* begin Excerpted records *

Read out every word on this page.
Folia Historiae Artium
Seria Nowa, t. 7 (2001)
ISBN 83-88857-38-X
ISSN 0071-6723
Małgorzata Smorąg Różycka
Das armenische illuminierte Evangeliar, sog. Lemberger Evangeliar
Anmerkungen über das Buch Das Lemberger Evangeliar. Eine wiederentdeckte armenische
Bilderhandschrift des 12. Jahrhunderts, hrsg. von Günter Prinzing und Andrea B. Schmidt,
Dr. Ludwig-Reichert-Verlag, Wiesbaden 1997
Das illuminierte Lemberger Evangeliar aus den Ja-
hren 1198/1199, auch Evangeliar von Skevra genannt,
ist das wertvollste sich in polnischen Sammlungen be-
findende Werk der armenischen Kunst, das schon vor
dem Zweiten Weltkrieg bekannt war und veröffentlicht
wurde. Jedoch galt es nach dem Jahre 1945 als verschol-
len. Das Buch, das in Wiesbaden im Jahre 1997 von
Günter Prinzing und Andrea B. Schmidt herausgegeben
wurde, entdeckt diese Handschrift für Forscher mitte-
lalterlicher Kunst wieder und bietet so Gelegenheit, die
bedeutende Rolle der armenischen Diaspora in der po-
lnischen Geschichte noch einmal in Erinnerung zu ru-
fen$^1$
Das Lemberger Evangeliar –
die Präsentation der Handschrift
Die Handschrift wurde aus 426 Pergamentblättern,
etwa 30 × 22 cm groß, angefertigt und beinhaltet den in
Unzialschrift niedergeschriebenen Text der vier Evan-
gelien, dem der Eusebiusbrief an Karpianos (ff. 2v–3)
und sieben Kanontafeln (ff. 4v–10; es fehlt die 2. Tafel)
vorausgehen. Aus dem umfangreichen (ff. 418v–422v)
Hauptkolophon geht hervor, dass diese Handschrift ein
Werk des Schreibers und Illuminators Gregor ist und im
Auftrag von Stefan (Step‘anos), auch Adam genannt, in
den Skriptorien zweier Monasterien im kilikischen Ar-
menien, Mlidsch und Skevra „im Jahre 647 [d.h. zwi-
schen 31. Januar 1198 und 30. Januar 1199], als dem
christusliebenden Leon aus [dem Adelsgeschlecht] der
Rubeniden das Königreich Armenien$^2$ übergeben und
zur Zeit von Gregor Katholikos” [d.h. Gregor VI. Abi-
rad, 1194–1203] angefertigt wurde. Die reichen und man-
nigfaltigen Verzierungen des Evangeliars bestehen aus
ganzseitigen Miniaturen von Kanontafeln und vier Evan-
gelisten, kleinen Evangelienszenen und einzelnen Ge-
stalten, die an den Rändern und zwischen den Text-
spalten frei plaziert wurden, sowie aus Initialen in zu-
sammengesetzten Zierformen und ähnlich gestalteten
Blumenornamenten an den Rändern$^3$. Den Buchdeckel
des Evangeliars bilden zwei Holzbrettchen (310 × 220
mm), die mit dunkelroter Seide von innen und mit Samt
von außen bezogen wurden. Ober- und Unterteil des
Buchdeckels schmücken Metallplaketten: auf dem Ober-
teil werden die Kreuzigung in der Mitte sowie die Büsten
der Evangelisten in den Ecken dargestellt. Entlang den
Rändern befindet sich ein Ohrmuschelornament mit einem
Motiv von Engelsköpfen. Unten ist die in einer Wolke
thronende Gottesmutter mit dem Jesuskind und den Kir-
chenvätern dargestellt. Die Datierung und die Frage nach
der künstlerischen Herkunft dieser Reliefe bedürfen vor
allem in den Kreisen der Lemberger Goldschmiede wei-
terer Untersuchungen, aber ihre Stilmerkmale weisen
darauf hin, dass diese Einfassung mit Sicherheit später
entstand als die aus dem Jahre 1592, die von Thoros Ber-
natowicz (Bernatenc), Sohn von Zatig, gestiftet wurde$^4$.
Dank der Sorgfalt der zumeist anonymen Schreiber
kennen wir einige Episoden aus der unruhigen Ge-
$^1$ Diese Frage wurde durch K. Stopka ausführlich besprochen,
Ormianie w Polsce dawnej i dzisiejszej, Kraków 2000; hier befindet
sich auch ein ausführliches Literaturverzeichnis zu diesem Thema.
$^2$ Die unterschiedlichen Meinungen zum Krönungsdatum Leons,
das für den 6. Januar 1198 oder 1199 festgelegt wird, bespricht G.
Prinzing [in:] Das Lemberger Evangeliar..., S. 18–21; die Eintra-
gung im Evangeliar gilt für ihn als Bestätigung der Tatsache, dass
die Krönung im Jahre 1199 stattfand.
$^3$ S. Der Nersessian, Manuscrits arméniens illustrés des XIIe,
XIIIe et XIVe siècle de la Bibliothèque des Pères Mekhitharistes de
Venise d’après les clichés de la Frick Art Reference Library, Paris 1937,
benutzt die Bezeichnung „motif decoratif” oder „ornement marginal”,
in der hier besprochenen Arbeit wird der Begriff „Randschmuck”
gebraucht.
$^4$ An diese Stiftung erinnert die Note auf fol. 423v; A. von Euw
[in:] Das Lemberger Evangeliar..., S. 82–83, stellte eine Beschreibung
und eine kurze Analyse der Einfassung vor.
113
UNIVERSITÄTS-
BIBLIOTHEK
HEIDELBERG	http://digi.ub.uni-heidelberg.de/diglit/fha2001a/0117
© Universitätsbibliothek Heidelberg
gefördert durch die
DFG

* end Excerpted records *

(Exercise): Extract all of the data above without altering anything.

(Full response):
Read out every word on this page.
Folia Historiae Artium
Seria Nowa, t. 7 (2001)
ISBN 83-88857-38-X
ISSN 0071-6723
Małgorzata Smorąg Różycka
Das armenische illuminierte Evangeliar, sog. Lemberger Evangeliar
Anmerkungen über das Buch Das Lemberger Evangeliar. Eine wiederentdeckte armenische
Bilderhandschrift des 12. Jahrhunderts, hrsg. von Günter Prinzing und Andrea B. Schmidt,
Dr. Ludwig-Reichert-Verlag, Wiesbaden 1997
Das illuminierte Lemberger Evangeliar aus den Ja-
hren 1198/1199, auch Evangeliar von Skevra genannt,
ist das wertvollste sich in polnischen Sammlungen be-
findende Werk der armenischen Kunst, das schon vor
dem Zweiten Weltkrieg bekannt war und veröffentlicht
wurde. Jedoch galt es nach dem Jahre 1945 als verschol-
len. Das Buch, das in Wiesbaden im Jahre 1997 von
Günter Prinzing und Andrea B. Schmidt herausgegeben
wurde, entdeckt diese Handschrift für Forscher mitte-
lalterlicher Kunst wieder und bietet so Gelegenheit, die
bedeutende Rolle der armenischen Diaspora in der po-
lnischen Geschichte noch einmal in Erinnerung zu ru-
fen$^1$
Das Lemberger Evangeliar –
die Präsentation der Handschrift
Die Handschrift wurde aus 426 Pergamentblättern,
etwa 30 × 22 cm groß, angefertigt und beinhaltet den in
Unzialschrift niedergeschriebenen Text der vier Evan-
gelien, dem der Eusebiusbrief an Karpianos (ff. 2v–3)
und sieben Kanontafeln (ff. 4v–10; es fehlt die 2. Tafel)
vorausgehen. Aus dem umfangreichen (ff. 418v–422v)
Hauptkolophon geht hervor, dass diese Handschrift ein
Werk des Schreibers und Illuminators Gregor ist und im
Auftrag von Stefan (Step‘anos), auch Adam genannt, in
den Skriptorien zweier Monasterien im kilikischen Ar-
menien, Mlidsch und Skevra „im Jahre 647 [d.h. zwi-
schen 31. Januar 1198 und 30. Januar 1199], als dem
christusliebenden Leon aus [dem Adelsgeschlecht] der
Rubeniden das Königreich Armenien$^2$ übergeben und
zur Zeit von Gregor Katholikos” [d.h. Gregor VI. Abi-
rad, 1194–1203] angefertigt wurde. Die reichen und man-
nigfaltigen Verzierungen des Evangeliars bestehen aus
ganzseitigen Miniaturen von Kanontafeln und vier Evan-
gelisten, kleinen Evangelienszenen und einzelnen Ge-
stalten, die an den Rändern und zwischen den Text-
spalten frei plaziert wurden, sowie aus Initialen in zu-
sammengesetzten Zierformen und ähnlich gestalteten
Blumenornamenten an den Rändern$^3$. Den Buchdeckel
des Evangeliars bilden zwei Holzbrettchen (310 × 220
mm), die mit dunkelroter Seide von innen und mit Samt
von außen bezogen wurden. Ober- und Unterteil des
Buchdeckels schmücken Metallplaketten: auf dem Ober-
teil werden die Kreuzigung in der Mitte sowie die Büsten
der Evangelisten in den Ecken dargestellt. Entlang den
Rändern befindet sich ein Ohrmuschelornament mit einem
Motiv von Engelsköpfen. Unten ist die in einer Wolke
thronende Gottesmutter mit dem Jesuskind und den Kir-
chenvätern dargestellt. Die Datierung und die Frage nach
der künstlerischen Herkunft dieser Reliefe bedürfen vor
allem in den Kreisen der Lemberger Goldschmiede wei-
terer Untersuchungen, aber ihre Stilmerkmale weisen
darauf hin, dass diese Einfassung mit Sicherheit später
entstand als die aus dem Jahre 1592, die von Thoros Ber-
natowicz (Bernatenc), Sohn von Zatig, gestiftet wurde$^4$.
Dank der Sorgfalt der zumeist anonymen Schreiber
kennen wir einige Episoden aus der unruhigen Ge-
$^1$ Diese Frage wurde durch K. Stopka ausführlich besprochen,
Ormianie w Polsce dawnej i dzisiejszej, Kraków 2000; hier befindet
sich auch ein ausführliches Literaturverzeichnis zu diesem Thema.
$^2$ Die unterschiedlichen Meinungen zum Krönungsdatum Leons,
das für den 6. Januar 1198 oder 1199 festgelegt wird, bespricht G.
Prinzing [in:] Das Lemberger Evangeliar..., S. 18–21; die Eintra-
gung im Evangeliar gilt für ihn als Bestätigung der Tatsache, dass
die Krönung im Jahre 1199 stattfand.
$^3$ S. Der Nersessian, Manuscrits arméniens illustrés des XIIe,
XIIIe et XIVe siècle de la Bibliothèque des Pères Mekhitharistes de
Venise d’après les clichés de la Frick Art Reference Library, Paris 1937,
benutzt die Bezeichnung „motif decoratif” oder „ornement marginal”,
in der hier besprochenen Arbeit wird der Begriff „Randschmuck”
gebraucht.
$^4$ An diese Stiftung erinnert die Note auf fol. 423v; A. von Euw
[in:] Das Lemberger Evangeliar..., S. 82–83, stellte eine Beschreibung
und eine kurze Analyse der Einfassung vor.
113
UNIVERSITÄTS-
BIBLIOTHEK
HEIDELBERG	http://digi.ub.uni-heidelberg.de/diglit/fha2001a/0117
© Universitätsbibliothek Heidelberg
gefördert durch die
DFG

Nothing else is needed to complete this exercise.